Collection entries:
......

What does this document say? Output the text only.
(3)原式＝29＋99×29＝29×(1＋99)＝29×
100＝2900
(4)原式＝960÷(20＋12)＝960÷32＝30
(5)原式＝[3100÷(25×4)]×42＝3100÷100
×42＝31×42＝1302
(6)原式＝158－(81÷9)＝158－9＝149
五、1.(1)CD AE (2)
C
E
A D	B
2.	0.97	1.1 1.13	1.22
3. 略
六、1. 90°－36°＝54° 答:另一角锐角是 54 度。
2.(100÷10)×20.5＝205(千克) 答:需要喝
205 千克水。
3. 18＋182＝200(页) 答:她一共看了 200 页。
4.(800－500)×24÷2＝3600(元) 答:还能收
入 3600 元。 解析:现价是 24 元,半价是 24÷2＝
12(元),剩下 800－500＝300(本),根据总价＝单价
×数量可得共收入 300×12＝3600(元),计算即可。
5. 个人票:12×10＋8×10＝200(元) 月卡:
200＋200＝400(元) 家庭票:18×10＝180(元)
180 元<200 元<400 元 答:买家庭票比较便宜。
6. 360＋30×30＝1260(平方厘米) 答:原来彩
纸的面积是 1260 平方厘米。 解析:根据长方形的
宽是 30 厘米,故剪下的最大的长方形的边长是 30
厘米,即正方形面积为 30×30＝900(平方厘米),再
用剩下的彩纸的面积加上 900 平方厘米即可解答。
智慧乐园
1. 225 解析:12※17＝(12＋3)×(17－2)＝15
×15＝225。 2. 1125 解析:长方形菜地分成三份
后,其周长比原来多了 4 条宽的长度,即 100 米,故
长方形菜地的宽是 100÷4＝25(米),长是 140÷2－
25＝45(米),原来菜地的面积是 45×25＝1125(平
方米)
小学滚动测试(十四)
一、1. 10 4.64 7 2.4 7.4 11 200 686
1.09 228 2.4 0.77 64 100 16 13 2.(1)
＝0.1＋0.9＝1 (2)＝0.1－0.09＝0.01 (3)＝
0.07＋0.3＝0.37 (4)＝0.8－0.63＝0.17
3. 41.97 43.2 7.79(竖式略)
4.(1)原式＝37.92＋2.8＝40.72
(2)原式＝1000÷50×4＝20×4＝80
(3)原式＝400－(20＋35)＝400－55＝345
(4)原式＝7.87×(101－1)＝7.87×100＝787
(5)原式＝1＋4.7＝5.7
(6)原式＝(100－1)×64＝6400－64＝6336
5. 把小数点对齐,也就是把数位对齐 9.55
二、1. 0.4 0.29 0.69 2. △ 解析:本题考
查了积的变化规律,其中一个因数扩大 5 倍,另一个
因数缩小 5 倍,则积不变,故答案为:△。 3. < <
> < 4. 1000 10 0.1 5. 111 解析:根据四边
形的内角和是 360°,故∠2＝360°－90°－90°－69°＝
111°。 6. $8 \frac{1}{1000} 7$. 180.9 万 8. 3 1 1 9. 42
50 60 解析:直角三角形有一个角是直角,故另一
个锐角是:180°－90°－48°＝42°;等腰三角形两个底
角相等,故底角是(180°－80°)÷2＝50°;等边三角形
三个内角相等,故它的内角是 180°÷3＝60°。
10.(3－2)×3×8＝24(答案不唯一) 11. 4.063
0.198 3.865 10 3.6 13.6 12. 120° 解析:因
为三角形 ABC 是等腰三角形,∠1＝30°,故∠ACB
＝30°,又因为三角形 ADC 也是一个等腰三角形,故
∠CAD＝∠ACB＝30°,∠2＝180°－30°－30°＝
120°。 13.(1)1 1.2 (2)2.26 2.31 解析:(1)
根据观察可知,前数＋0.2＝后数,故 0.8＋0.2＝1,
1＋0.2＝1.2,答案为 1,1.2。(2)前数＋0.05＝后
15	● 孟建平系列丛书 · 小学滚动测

......

GIVEN EXERCISE: Repeat the listing in full, keeping every line exactly as it is.

TASK RESPONSE:
What does this document say? Output the text only.
(3)原式＝29＋99×29＝29×(1＋99)＝29×
100＝2900
(4)原式＝960÷(20＋12)＝960÷32＝30
(5)原式＝[3100÷(25×4)]×42＝3100÷100
×42＝31×42＝1302
(6)原式＝158－(81÷9)＝158－9＝149
五、1.(1)CD AE (2)
C
E
A D	B
2.	0.97	1.1 1.13	1.22
3. 略
六、1. 90°－36°＝54° 答:另一角锐角是 54 度。
2.(100÷10)×20.5＝205(千克) 答:需要喝
205 千克水。
3. 18＋182＝200(页) 答:她一共看了 200 页。
4.(800－500)×24÷2＝3600(元) 答:还能收
入 3600 元。 解析:现价是 24 元,半价是 24÷2＝
12(元),剩下 800－500＝300(本),根据总价＝单价
×数量可得共收入 300×12＝3600(元),计算即可。
5. 个人票:12×10＋8×10＝200(元) 月卡:
200＋200＝400(元) 家庭票:18×10＝180(元)
180 元<200 元<400 元 答:买家庭票比较便宜。
6. 360＋30×30＝1260(平方厘米) 答:原来彩
纸的面积是 1260 平方厘米。 解析:根据长方形的
宽是 30 厘米,故剪下的最大的长方形的边长是 30
厘米,即正方形面积为 30×30＝900(平方厘米),再
用剩下的彩纸的面积加上 900 平方厘米即可解答。
智慧乐园
1. 225 解析:12※17＝(12＋3)×(17－2)＝15
×15＝225。 2. 1125 解析:长方形菜地分成三份
后,其周长比原来多了 4 条宽的长度,即 100 米,故
长方形菜地的宽是 100÷4＝25(米),长是 140÷2－
25＝45(米),原来菜地的面积是 45×25＝1125(平
方米)
小学滚动测试(十四)
一、1. 10 4.64 7 2.4 7.4 11 200 686
1.09 228 2.4 0.77 64 100 16 13 2.(1)
＝0.1＋0.9＝1 (2)＝0.1－0.09＝0.01 (3)＝
0.07＋0.3＝0.37 (4)＝0.8－0.63＝0.17
3. 41.97 43.2 7.79(竖式略)
4.(1)原式＝37.92＋2.8＝40.72
(2)原式＝1000÷50×4＝20×4＝80
(3)原式＝400－(20＋35)＝400－55＝345
(4)原式＝7.87×(101－1)＝7.87×100＝787
(5)原式＝1＋4.7＝5.7
(6)原式＝(100－1)×64＝6400－64＝6336
5. 把小数点对齐,也就是把数位对齐 9.55
二、1. 0.4 0.29 0.69 2. △ 解析:本题考
查了积的变化规律,其中一个因数扩大 5 倍,另一个
因数缩小 5 倍,则积不变,故答案为:△。 3. < <
> < 4. 1000 10 0.1 5. 111 解析:根据四边
形的内角和是 360°,故∠2＝360°－90°－90°－69°＝
111°。 6. $8 \frac{1}{1000} 7$. 180.9 万 8. 3 1 1 9. 42
50 60 解析:直角三角形有一个角是直角,故另一
个锐角是:180°－90°－48°＝42°;等腰三角形两个底
角相等,故底角是(180°－80°)÷2＝50°;等边三角形
三个内角相等,故它的内角是 180°÷3＝60°。
10.(3－2)×3×8＝24(答案不唯一) 11. 4.063
0.198 3.865 10 3.6 13.6 12. 120° 解析:因
为三角形 ABC 是等腰三角形,∠1＝30°,故∠ACB
＝30°,又因为三角形 ADC 也是一个等腰三角形,故
∠CAD＝∠ACB＝30°,∠2＝180°－30°－30°＝
120°。 13.(1)1 1.2 (2)2.26 2.31 解析:(1)
根据观察可知,前数＋0.2＝后数,故 0.8＋0.2＝1,
1＋0.2＝1.2,答案为 1,1.2。(2)前数＋0.05＝后
15	● 孟建平系列丛书 · 小学滚动测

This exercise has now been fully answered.